• _Stated task_
Repeat every line below exactly as it reads.

• _Material for the task_
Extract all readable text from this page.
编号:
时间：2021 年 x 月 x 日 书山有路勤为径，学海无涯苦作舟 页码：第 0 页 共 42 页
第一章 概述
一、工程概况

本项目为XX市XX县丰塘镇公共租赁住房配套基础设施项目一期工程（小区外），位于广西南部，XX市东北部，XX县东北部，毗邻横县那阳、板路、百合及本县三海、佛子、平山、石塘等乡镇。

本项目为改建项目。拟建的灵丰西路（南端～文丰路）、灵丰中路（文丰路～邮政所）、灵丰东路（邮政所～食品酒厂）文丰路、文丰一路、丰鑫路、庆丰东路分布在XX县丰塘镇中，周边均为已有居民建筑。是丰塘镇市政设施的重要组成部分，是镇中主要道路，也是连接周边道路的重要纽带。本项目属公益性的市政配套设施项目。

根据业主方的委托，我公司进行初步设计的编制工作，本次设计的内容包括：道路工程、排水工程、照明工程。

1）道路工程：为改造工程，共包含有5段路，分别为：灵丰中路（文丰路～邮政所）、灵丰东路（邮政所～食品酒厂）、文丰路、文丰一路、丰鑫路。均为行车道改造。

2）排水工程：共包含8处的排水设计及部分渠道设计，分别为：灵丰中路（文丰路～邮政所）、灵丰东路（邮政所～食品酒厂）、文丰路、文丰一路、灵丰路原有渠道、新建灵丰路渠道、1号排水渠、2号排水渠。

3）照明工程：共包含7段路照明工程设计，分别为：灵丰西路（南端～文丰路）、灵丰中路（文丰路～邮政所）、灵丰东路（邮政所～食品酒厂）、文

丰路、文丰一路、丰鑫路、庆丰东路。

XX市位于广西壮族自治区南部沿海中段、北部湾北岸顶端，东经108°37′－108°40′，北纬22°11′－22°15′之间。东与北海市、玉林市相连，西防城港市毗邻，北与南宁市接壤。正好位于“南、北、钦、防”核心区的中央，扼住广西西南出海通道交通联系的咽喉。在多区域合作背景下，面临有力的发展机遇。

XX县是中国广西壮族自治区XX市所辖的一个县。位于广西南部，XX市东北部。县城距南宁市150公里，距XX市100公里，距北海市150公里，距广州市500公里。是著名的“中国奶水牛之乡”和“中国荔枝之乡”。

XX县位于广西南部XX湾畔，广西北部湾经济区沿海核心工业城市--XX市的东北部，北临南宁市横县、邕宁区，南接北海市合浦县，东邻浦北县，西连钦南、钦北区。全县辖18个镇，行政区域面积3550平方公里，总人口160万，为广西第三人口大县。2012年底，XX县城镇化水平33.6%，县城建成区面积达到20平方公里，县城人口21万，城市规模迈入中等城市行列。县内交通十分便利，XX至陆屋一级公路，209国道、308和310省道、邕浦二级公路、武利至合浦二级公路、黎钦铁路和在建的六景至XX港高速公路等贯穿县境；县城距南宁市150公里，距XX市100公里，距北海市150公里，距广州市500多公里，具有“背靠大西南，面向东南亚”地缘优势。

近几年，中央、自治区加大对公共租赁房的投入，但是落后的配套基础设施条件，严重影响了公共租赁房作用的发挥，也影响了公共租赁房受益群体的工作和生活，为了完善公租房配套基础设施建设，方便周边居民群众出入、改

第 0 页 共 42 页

• _Exercise answer_
Extract all readable text from this page.
编号:
时间：2021 年 x 月 x 日 书山有路勤为径，学海无涯苦作舟 页码：第 0 页 共 42 页
第一章 概述
一、工程概况

本项目为XX市XX县丰塘镇公共租赁住房配套基础设施项目一期工程（小区外），位于广西南部，XX市东北部，XX县东北部，毗邻横县那阳、板路、百合及本县三海、佛子、平山、石塘等乡镇。

本项目为改建项目。拟建的灵丰西路（南端～文丰路）、灵丰中路（文丰路～邮政所）、灵丰东路（邮政所～食品酒厂）文丰路、文丰一路、丰鑫路、庆丰东路分布在XX县丰塘镇中，周边均为已有居民建筑。是丰塘镇市政设施的重要组成部分，是镇中主要道路，也是连接周边道路的重要纽带。本项目属公益性的市政配套设施项目。

根据业主方的委托，我公司进行初步设计的编制工作，本次设计的内容包括：道路工程、排水工程、照明工程。

1）道路工程：为改造工程，共包含有5段路，分别为：灵丰中路（文丰路～邮政所）、灵丰东路（邮政所～食品酒厂）、文丰路、文丰一路、丰鑫路。均为行车道改造。

2）排水工程：共包含8处的排水设计及部分渠道设计，分别为：灵丰中路（文丰路～邮政所）、灵丰东路（邮政所～食品酒厂）、文丰路、文丰一路、灵丰路原有渠道、新建灵丰路渠道、1号排水渠、2号排水渠。

3）照明工程：共包含7段路照明工程设计，分别为：灵丰西路（南端～文丰路）、灵丰中路（文丰路～邮政所）、灵丰东路（邮政所～食品酒厂）、文

丰路、文丰一路、丰鑫路、庆丰东路。

XX市位于广西壮族自治区南部沿海中段、北部湾北岸顶端，东经108°37′－108°40′，北纬22°11′－22°15′之间。东与北海市、玉林市相连，西防城港市毗邻，北与南宁市接壤。正好位于“南、北、钦、防”核心区的中央，扼住广西西南出海通道交通联系的咽喉。在多区域合作背景下，面临有力的发展机遇。

XX县是中国广西壮族自治区XX市所辖的一个县。位于广西南部，XX市东北部。县城距南宁市150公里，距XX市100公里，距北海市150公里，距广州市500公里。是著名的“中国奶水牛之乡”和“中国荔枝之乡”。

XX县位于广西南部XX湾畔，广西北部湾经济区沿海核心工业城市--XX市的东北部，北临南宁市横县、邕宁区，南接北海市合浦县，东邻浦北县，西连钦南、钦北区。全县辖18个镇，行政区域面积3550平方公里，总人口160万，为广西第三人口大县。2012年底，XX县城镇化水平33.6%，县城建成区面积达到20平方公里，县城人口21万，城市规模迈入中等城市行列。县内交通十分便利，XX至陆屋一级公路，209国道、308和310省道、邕浦二级公路、武利至合浦二级公路、黎钦铁路和在建的六景至XX港高速公路等贯穿县境；县城距南宁市150公里，距XX市100公里，距北海市150公里，距广州市500多公里，具有“背靠大西南，面向东南亚”地缘优势。

近几年，中央、自治区加大对公共租赁房的投入，但是落后的配套基础设施条件，严重影响了公共租赁房作用的发挥，也影响了公共租赁房受益群体的工作和生活，为了完善公租房配套基础设施建设，方便周边居民群众出入、改

第 0 页 共 42 页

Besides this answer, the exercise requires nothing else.